**GIVEN TASK**
Lines containing the string "Nurullayeva" are to be counted. Write only how many there are.
+ + + + +
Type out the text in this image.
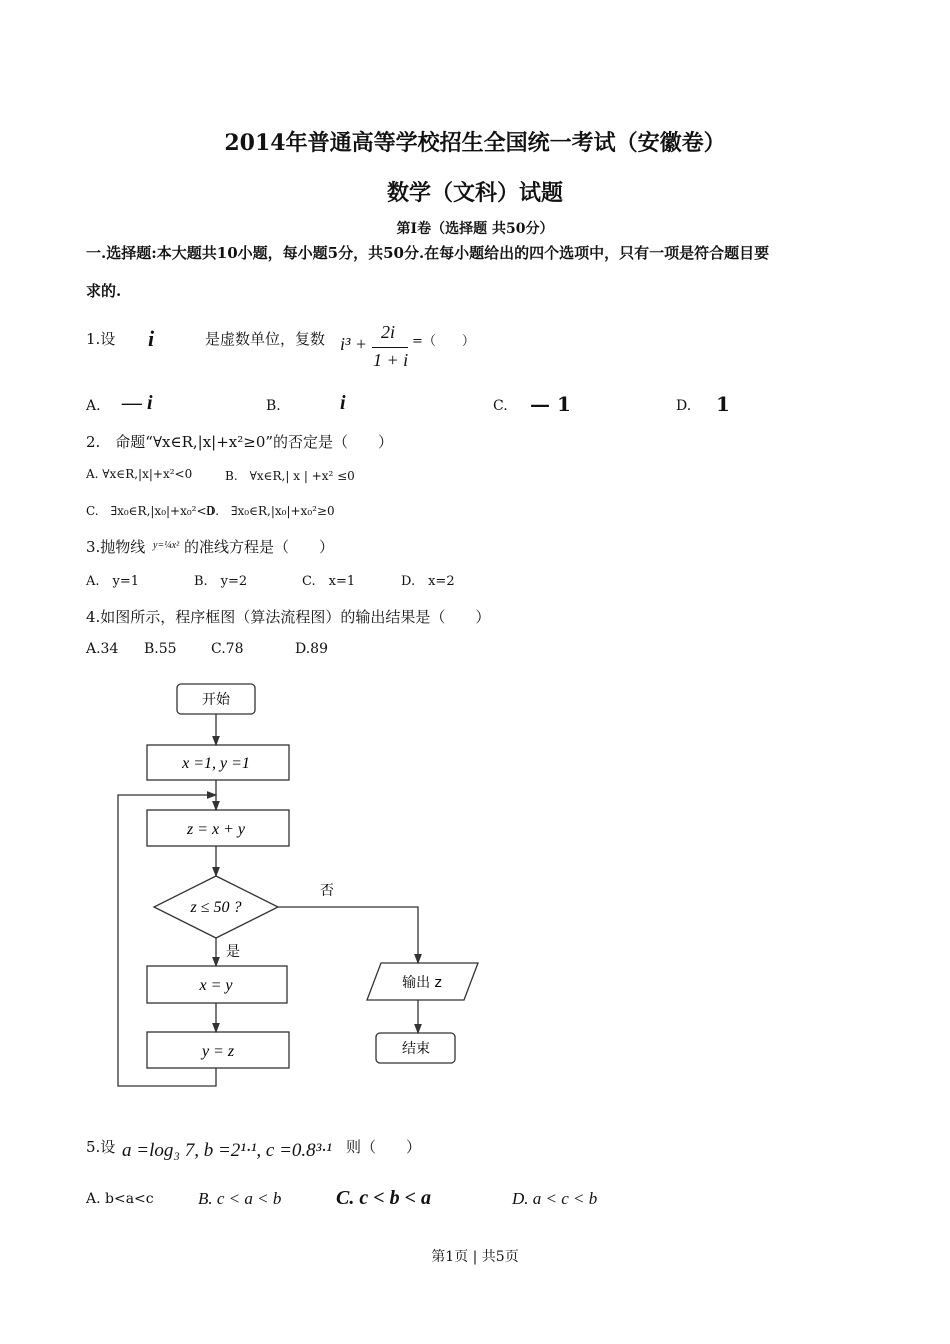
2014年普通高等学校招生全国统一考试（安徽卷）
数学（文科）试题
第Ⅰ卷（选择题 共50分）
一.选择题:本大题共10小题，每小题5分，共50分.在每小题给出的四个选项中，只有一项是符合题目要
求的.
1.设 i	是虚数单位，复数 i³ +
2i
1 + i
=（　　）
A. — i	B.	i	C. — 1	D. 1
2.　命题“∀x∈R,|x|+x²≥0”的否定是（　　）
A. ∀x∈R,|x|+x²<0	B.　∀x∈R,| x | +x² ≤0
C.　∃x₀∈R,|x₀|+x₀²<0
D.　∃x₀∈R,|x₀|+x₀²≥0
3.抛物线 y=¼x² 的准线方程是（　　）
A.　y=1	B.　y=2	C.　x=1	D.　x=2
4.如图所示，程序框图（算法流程图）的输出结果是（　　）
A.34 B.55 C.78	D.89
开始
x =1, y =1
z = x + y
z ≤ 50 ?
否
是
x = y
y = z
输出 z
结束
5.设 a =log₃ 7, b =2¹·¹, c =0.8³·¹ 则（　　）
A. b<a<c	B. c < a < b	C. c < b < a	D. a < c < b
第1页 | 共5页
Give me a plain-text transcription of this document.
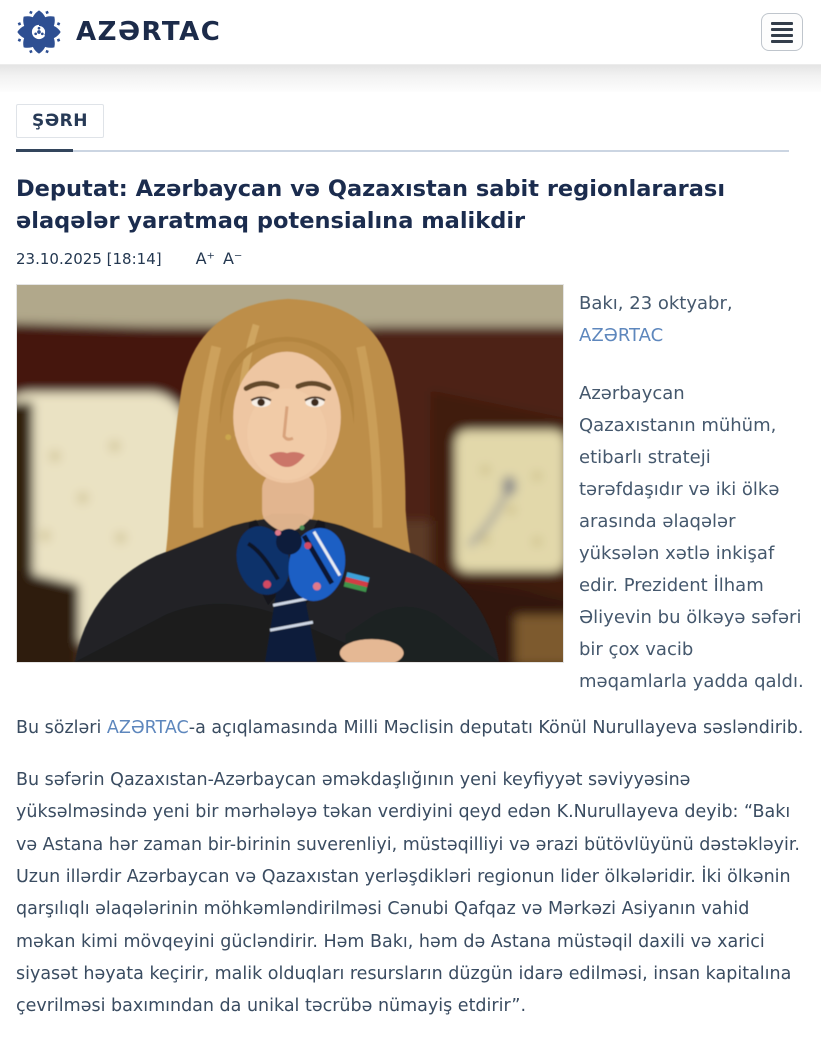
AZƏRTAC
ŞƏRH
Deputat: Azərbaycan və Qazaxıstan sabit regionlararası əlaqələr yaratmaq potensialına malikdir
23.10.2025 [18:14] A⁺ A⁻

Bakı, 23 oktyabr,
AZƏRTAC

Azərbaycan Qazaxıstanın mühüm, etibarlı strateji tərəfdaşıdır və iki ölkə arasında əlaqələr yüksələn xətlə inkişaf edir. Prezident İlham Əliyevin bu ölkəyə səfəri bir çox vacib məqamlarla yadda qaldı.

Bu sözləri AZƏRTAC-a açıqlamasında Milli Məclisin deputatı Könül Nurullayeva səsləndirib.

Bu səfərin Qazaxıstan-Azərbaycan əməkdaşlığının yeni keyfiyyət səviyyəsinə yüksəlməsində yeni bir mərhələyə təkan verdiyini qeyd edən K.Nurullayeva deyib: “Bakı və Astana hər zaman bir-birinin suverenliyi, müstəqilliyi və ərazi bütövlüyünü dəstəkləyir. Uzun illərdir Azərbaycan və Qazaxıstan yerləşdikləri regionun lider ölkələridir. İki ölkənin qarşılıqlı əlaqələrinin möhkəmləndirilməsi Cənubi Qafqaz və Mərkəzi Asiyanın vahid məkan kimi mövqeyini gücləndirir. Həm Bakı, həm də Astana müstəqil daxili və xarici siyasət həyata keçirir, malik olduqları resursların düzgün idarə edilməsi, insan kapitalına çevrilməsi baxımından da unikal təcrübə nümayiş etdirir”.
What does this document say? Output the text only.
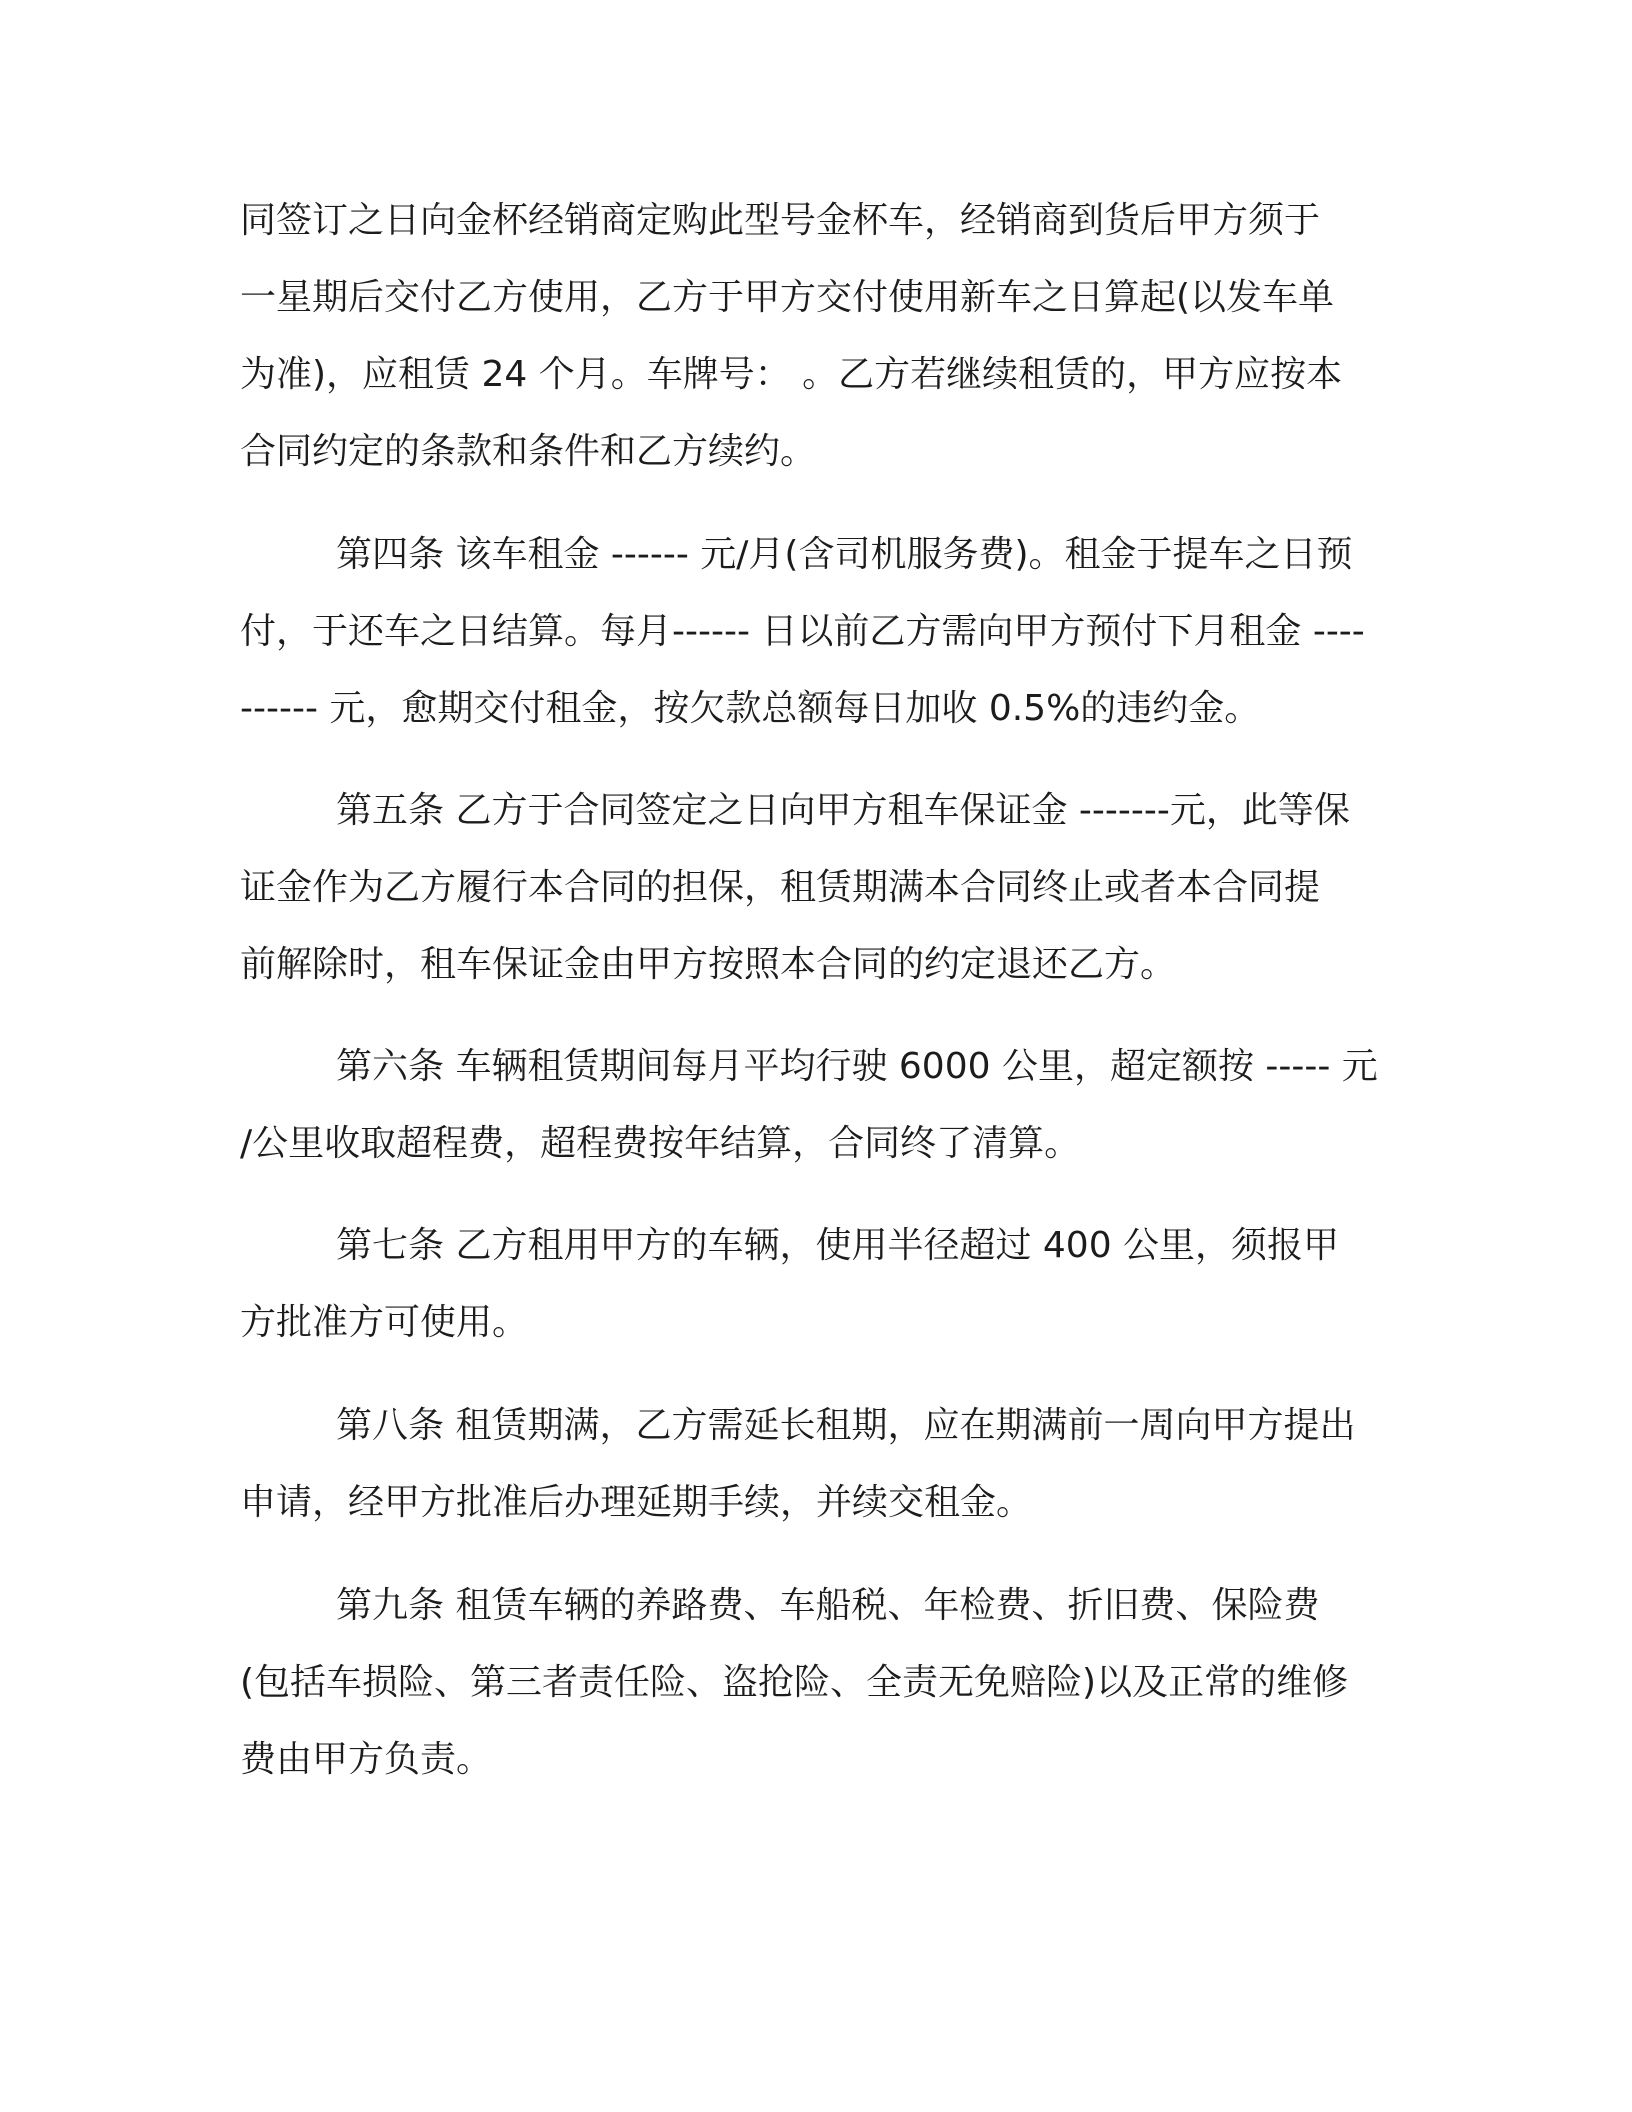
同签订之日向金杯经销商定购此型号金杯车，经销商到货后甲方须于
一星期后交付乙方使用，乙方于甲方交付使用新车之日算起(以发车单
为准)，应租赁 24 个月。车牌号： 。乙方若继续租赁的，甲方应按本
合同约定的条款和条件和乙方续约。
第四条 该车租金 ------ 元/月(含司机服务费)。租金于提车之日预
付，于还车之日结算。每月------ 日以前乙方需向甲方预付下月租金 ----
------ 元，愈期交付租金，按欠款总额每日加收 0.5%的违约金。
第五条 乙方于合同签定之日向甲方租车保证金 -------元，此等保
证金作为乙方履行本合同的担保，租赁期满本合同终止或者本合同提
前解除时，租车保证金由甲方按照本合同的约定退还乙方。
第六条 车辆租赁期间每月平均行驶 6000 公里，超定额按 ----- 元
/公里收取超程费，超程费按年结算，合同终了清算。
第七条 乙方租用甲方的车辆，使用半径超过 400 公里，须报甲
方批准方可使用。
第八条 租赁期满，乙方需延长租期，应在期满前一周向甲方提出
申请，经甲方批准后办理延期手续，并续交租金。
第九条 租赁车辆的养路费、车船税、年检费、折旧费、保险费
(包括车损险、第三者责任险、盗抢险、全责无免赔险)以及正常的维修
费由甲方负责。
+ + + + +
**COMPLETE RESPONSE**
2